Your answer should be only a number: how many lines include the word "United".

[Begin]

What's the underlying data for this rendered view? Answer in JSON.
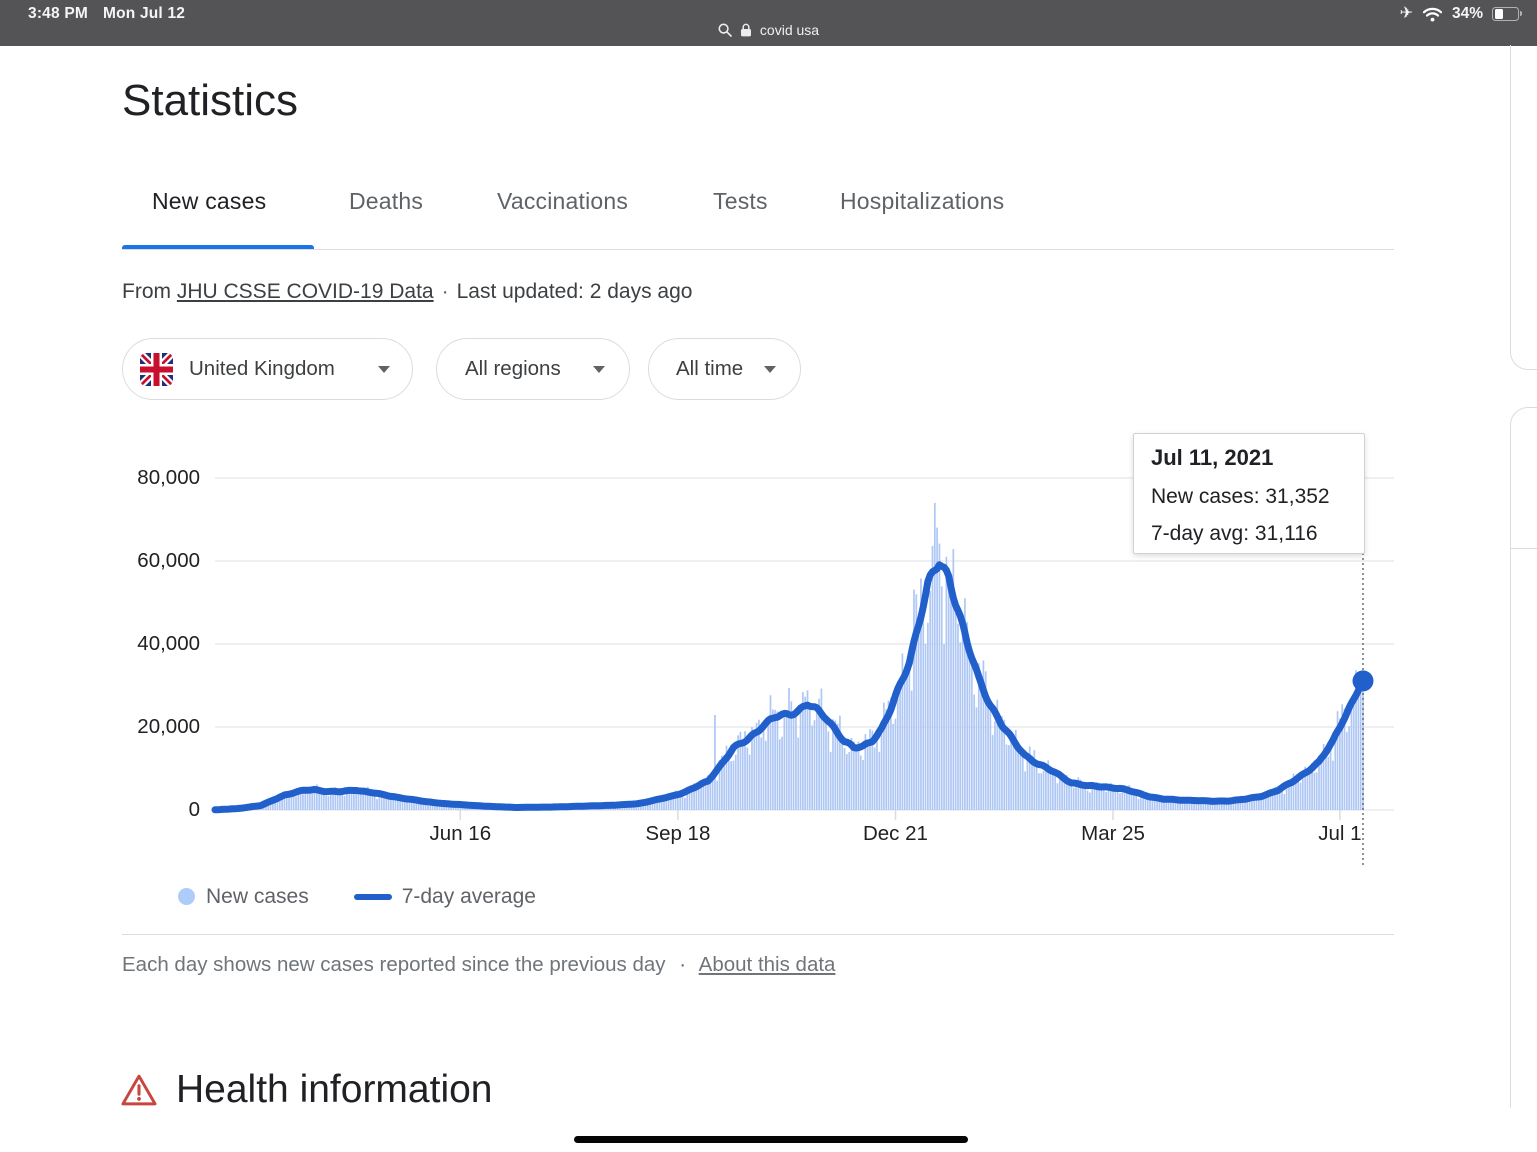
{
  "status_bar": {
    "time": "3:48 PM",
    "date": "Mon Jul 12",
    "address": "covid usa",
    "battery": "34%"
  },
  "page": {
    "title": "Statistics"
  },
  "tabs": [
    {
      "label": "New cases",
      "active": true
    },
    {
      "label": "Deaths",
      "active": false
    },
    {
      "label": "Vaccinations",
      "active": false
    },
    {
      "label": "Tests",
      "active": false
    },
    {
      "label": "Hospitalizations",
      "active": false
    }
  ],
  "source": {
    "from": "From",
    "link": "JHU CSSE COVID-19 Data",
    "sep": "·",
    "updated": "Last updated: 2 days ago"
  },
  "filters": {
    "country": "United Kingdom",
    "region": "All regions",
    "time": "All time"
  },
  "tooltip": {
    "title": "Jul 11, 2021",
    "new_cases": "New cases: 31,352",
    "avg": "7-day avg: 31,116"
  },
  "legend": {
    "new_cases": "New cases",
    "avg": "7-day average"
  },
  "footnote": {
    "text": "Each day shows new cases reported since the previous day",
    "sep": "·",
    "link": "About this data"
  },
  "health": {
    "title": "Health information"
  },
  "chart_data": {
    "type": "bar",
    "title": "COVID-19 new cases, United Kingdom, all time",
    "start_date": "2020-03-02",
    "end_date": "2021-07-11",
    "ylim": [
      0,
      80000
    ],
    "y_ticks": [
      {
        "label": "80,000",
        "value": 80000
      },
      {
        "label": "60,000",
        "value": 60000
      },
      {
        "label": "40,000",
        "value": 40000
      },
      {
        "label": "20,000",
        "value": 20000
      },
      {
        "label": "0",
        "value": 0
      }
    ],
    "x_ticks": [
      {
        "label": "Jun 16",
        "date": "2020-06-16"
      },
      {
        "label": "Sep 18",
        "date": "2020-09-18"
      },
      {
        "label": "Dec 21",
        "date": "2020-12-21"
      },
      {
        "label": "Mar 25",
        "date": "2021-03-25"
      },
      {
        "label": "Jul 1",
        "date": "2021-07-01"
      }
    ],
    "grid": true,
    "legend_position": "bottom",
    "series": [
      {
        "name": "New cases",
        "type": "bar",
        "color": "#aec7f4"
      },
      {
        "name": "7-day average",
        "type": "line",
        "color": "#2160cb"
      }
    ],
    "avg_keypoints": [
      [
        "2020-03-02",
        40
      ],
      [
        "2020-03-12",
        350
      ],
      [
        "2020-03-22",
        1100
      ],
      [
        "2020-04-01",
        3600
      ],
      [
        "2020-04-09",
        4700
      ],
      [
        "2020-04-14",
        4900
      ],
      [
        "2020-04-19",
        4500
      ],
      [
        "2020-04-25",
        4400
      ],
      [
        "2020-05-02",
        4800
      ],
      [
        "2020-05-09",
        4200
      ],
      [
        "2020-05-16",
        3400
      ],
      [
        "2020-05-24",
        2700
      ],
      [
        "2020-06-01",
        2000
      ],
      [
        "2020-06-10",
        1500
      ],
      [
        "2020-06-20",
        1150
      ],
      [
        "2020-07-01",
        800
      ],
      [
        "2020-07-10",
        620
      ],
      [
        "2020-07-20",
        660
      ],
      [
        "2020-08-01",
        800
      ],
      [
        "2020-08-12",
        1000
      ],
      [
        "2020-08-22",
        1150
      ],
      [
        "2020-09-01",
        1550
      ],
      [
        "2020-09-08",
        2350
      ],
      [
        "2020-09-15",
        3300
      ],
      [
        "2020-09-21",
        4300
      ],
      [
        "2020-09-26",
        5600
      ],
      [
        "2020-10-01",
        7000
      ],
      [
        "2020-10-06",
        10500
      ],
      [
        "2020-10-12",
        14800
      ],
      [
        "2020-10-18",
        17000
      ],
      [
        "2020-10-24",
        20000
      ],
      [
        "2020-10-30",
        22300
      ],
      [
        "2020-11-05",
        23200
      ],
      [
        "2020-11-09",
        24000
      ],
      [
        "2020-11-13",
        25500
      ],
      [
        "2020-11-17",
        24000
      ],
      [
        "2020-11-21",
        22300
      ],
      [
        "2020-11-25",
        19500
      ],
      [
        "2020-11-29",
        16500
      ],
      [
        "2020-12-03",
        14900
      ],
      [
        "2020-12-07",
        15300
      ],
      [
        "2020-12-11",
        16900
      ],
      [
        "2020-12-15",
        19500
      ],
      [
        "2020-12-19",
        24200
      ],
      [
        "2020-12-23",
        30000
      ],
      [
        "2020-12-27",
        36000
      ],
      [
        "2020-12-31",
        45000
      ],
      [
        "2021-01-04",
        54000
      ],
      [
        "2021-01-09",
        59600
      ],
      [
        "2021-01-13",
        56500
      ],
      [
        "2021-01-17",
        48500
      ],
      [
        "2021-01-21",
        40000
      ],
      [
        "2021-01-26",
        31500
      ],
      [
        "2021-01-31",
        25500
      ],
      [
        "2021-02-05",
        20500
      ],
      [
        "2021-02-10",
        16500
      ],
      [
        "2021-02-15",
        13200
      ],
      [
        "2021-02-21",
        11000
      ],
      [
        "2021-02-28",
        9000
      ],
      [
        "2021-03-07",
        6600
      ],
      [
        "2021-03-14",
        5800
      ],
      [
        "2021-03-21",
        5600
      ],
      [
        "2021-03-28",
        5200
      ],
      [
        "2021-04-04",
        4200
      ],
      [
        "2021-04-10",
        3200
      ],
      [
        "2021-04-16",
        2600
      ],
      [
        "2021-04-23",
        2400
      ],
      [
        "2021-04-30",
        2300
      ],
      [
        "2021-05-07",
        2100
      ],
      [
        "2021-05-14",
        2200
      ],
      [
        "2021-05-21",
        2600
      ],
      [
        "2021-05-28",
        3300
      ],
      [
        "2021-06-04",
        4700
      ],
      [
        "2021-06-10",
        6600
      ],
      [
        "2021-06-16",
        9000
      ],
      [
        "2021-06-22",
        11500
      ],
      [
        "2021-06-28",
        16500
      ],
      [
        "2021-07-02",
        21500
      ],
      [
        "2021-07-05",
        24500
      ],
      [
        "2021-07-08",
        27800
      ],
      [
        "2021-07-11",
        31116
      ]
    ],
    "weekday_factors": [
      0.88,
      0.78,
      1.02,
      1.12,
      1.14,
      1.1,
      1.0
    ],
    "bar_spikes": {
      "2020-10-04": 22900,
      "2020-11-12": 27300,
      "2020-12-29": 53100,
      "2021-01-01": 55800,
      "2021-01-08": 68050
    },
    "highlight": {
      "date": "2021-07-11",
      "new_cases": 31352,
      "avg": 31116
    }
  }
}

[End]

__RESPONSE__: 2